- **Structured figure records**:
····················
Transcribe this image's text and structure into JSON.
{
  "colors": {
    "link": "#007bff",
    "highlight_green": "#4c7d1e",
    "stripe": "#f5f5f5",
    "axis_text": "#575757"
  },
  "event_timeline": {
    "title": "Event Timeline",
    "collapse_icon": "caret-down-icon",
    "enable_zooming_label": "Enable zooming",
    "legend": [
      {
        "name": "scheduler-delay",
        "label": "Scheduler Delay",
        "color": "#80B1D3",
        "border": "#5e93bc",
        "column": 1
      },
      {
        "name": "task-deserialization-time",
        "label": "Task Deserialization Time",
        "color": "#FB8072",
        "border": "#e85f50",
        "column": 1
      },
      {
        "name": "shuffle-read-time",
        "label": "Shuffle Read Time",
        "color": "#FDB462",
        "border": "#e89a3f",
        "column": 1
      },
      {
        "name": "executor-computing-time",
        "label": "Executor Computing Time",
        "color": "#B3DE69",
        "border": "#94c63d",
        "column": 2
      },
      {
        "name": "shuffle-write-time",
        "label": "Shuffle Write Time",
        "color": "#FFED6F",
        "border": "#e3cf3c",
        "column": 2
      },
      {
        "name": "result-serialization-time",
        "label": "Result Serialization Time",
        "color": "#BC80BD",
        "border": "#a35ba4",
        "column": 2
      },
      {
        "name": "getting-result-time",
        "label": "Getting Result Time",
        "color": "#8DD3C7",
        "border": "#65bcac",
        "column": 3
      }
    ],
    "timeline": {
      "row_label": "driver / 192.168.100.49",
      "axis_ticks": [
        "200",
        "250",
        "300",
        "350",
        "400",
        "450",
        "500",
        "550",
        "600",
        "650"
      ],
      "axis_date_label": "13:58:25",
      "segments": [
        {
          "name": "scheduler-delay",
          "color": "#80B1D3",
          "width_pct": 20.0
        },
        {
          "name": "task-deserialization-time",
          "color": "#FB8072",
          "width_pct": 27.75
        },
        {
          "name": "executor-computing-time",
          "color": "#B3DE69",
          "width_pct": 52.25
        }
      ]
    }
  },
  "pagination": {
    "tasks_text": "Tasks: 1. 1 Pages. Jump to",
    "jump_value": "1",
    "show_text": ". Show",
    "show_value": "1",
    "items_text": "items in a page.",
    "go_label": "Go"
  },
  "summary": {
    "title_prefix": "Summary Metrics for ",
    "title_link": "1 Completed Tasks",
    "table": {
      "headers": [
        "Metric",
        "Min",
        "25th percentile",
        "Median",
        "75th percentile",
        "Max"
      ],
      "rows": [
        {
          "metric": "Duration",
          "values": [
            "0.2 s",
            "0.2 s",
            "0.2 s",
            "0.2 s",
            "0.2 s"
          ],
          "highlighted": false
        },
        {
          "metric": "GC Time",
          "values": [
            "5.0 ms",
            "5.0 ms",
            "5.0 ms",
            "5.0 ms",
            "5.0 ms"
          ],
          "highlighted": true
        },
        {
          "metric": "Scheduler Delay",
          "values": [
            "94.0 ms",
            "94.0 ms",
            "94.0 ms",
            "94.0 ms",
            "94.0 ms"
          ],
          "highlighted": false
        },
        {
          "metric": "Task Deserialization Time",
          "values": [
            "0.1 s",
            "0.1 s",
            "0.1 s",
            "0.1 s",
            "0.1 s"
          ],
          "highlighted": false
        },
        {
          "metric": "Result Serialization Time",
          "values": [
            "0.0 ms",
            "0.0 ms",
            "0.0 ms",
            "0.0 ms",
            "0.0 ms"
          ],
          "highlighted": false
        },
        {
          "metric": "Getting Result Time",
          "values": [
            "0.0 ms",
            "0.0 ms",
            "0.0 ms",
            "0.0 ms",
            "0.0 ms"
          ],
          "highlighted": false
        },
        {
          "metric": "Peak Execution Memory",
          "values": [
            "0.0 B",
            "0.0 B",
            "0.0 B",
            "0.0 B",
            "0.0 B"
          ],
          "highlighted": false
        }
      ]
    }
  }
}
····················
- **Problem to work on**: All the data must be duplicated exactly, with nothing added or removed.

- **Correct answer**:
Transcribe this image's text and structure into JSON.
{
  "colors": {
    "link": "#007bff",
    "highlight_green": "#4c7d1e",
    "stripe": "#f5f5f5",
    "axis_text": "#575757"
  },
  "event_timeline": {
    "title": "Event Timeline",
    "collapse_icon": "caret-down-icon",
    "enable_zooming_label": "Enable zooming",
    "legend": [
      {
        "name": "scheduler-delay",
        "label": "Scheduler Delay",
        "color": "#80B1D3",
        "border": "#5e93bc",
        "column": 1
      },
      {
        "name": "task-deserialization-time",
        "label": "Task Deserialization Time",
        "color": "#FB8072",
        "border": "#e85f50",
        "column": 1
      },
      {
        "name": "shuffle-read-time",
        "label": "Shuffle Read Time",
        "color": "#FDB462",
        "border": "#e89a3f",
        "column": 1
      },
      {
        "name": "executor-computing-time",
        "label": "Executor Computing Time",
        "color": "#B3DE69",
        "border": "#94c63d",
        "column": 2
      },
      {
        "name": "shuffle-write-time",
        "label": "Shuffle Write Time",
        "color": "#FFED6F",
        "border": "#e3cf3c",
        "column": 2
      },
      {
        "name": "result-serialization-time",
        "label": "Result Serialization Time",
        "color": "#BC80BD",
        "border": "#a35ba4",
        "column": 2
      },
      {
        "name": "getting-result-time",
        "label": "Getting Result Time",
        "color": "#8DD3C7",
        "border": "#65bcac",
        "column": 3
      }
    ],
    "timeline": {
      "row_label": "driver / 192.168.100.49",
      "axis_ticks": [
        "200",
        "250",
        "300",
        "350",
        "400",
        "450",
        "500",
        "550",
        "600",
        "650"
      ],
      "axis_date_label": "13:58:25",
      "segments": [
        {
          "name": "scheduler-delay",
          "color": "#80B1D3",
          "width_pct": 20.0
        },
        {
          "name": "task-deserialization-time",
          "color": "#FB8072",
          "width_pct": 27.75
        },
        {
          "name": "executor-computing-time",
          "color": "#B3DE69",
          "width_pct": 52.25
        }
      ]
    }
  },
  "pagination": {
    "tasks_text": "Tasks: 1. 1 Pages. Jump to",
    "jump_value": "1",
    "show_text": ". Show",
    "show_value": "1",
    "items_text": "items in a page.",
    "go_label": "Go"
  },
  "summary": {
    "title_prefix": "Summary Metrics for ",
    "title_link": "1 Completed Tasks",
    "table": {
      "headers": [
        "Metric",
        "Min",
        "25th percentile",
        "Median",
        "75th percentile",
        "Max"
      ],
      "rows": [
        {
          "metric": "Duration",
          "values": [
            "0.2 s",
            "0.2 s",
            "0.2 s",
            "0.2 s",
            "0.2 s"
          ],
          "highlighted": false
        },
        {
          "metric": "GC Time",
          "values": [
            "5.0 ms",
            "5.0 ms",
            "5.0 ms",
            "5.0 ms",
            "5.0 ms"
          ],
          "highlighted": true
        },
        {
          "metric": "Scheduler Delay",
          "values": [
            "94.0 ms",
            "94.0 ms",
            "94.0 ms",
            "94.0 ms",
            "94.0 ms"
          ],
          "highlighted": false
        },
        {
          "metric": "Task Deserialization Time",
          "values": [
            "0.1 s",
            "0.1 s",
            "0.1 s",
            "0.1 s",
            "0.1 s"
          ],
          "highlighted": false
        },
        {
          "metric": "Result Serialization Time",
          "values": [
            "0.0 ms",
            "0.0 ms",
            "0.0 ms",
            "0.0 ms",
            "0.0 ms"
          ],
          "highlighted": false
        },
        {
          "metric": "Getting Result Time",
          "values": [
            "0.0 ms",
            "0.0 ms",
            "0.0 ms",
            "0.0 ms",
            "0.0 ms"
          ],
          "highlighted": false
        },
        {
          "metric": "Peak Execution Memory",
          "values": [
            "0.0 B",
            "0.0 B",
            "0.0 B",
            "0.0 B",
            "0.0 B"
          ],
          "highlighted": false
        }
      ]
    }
  }
}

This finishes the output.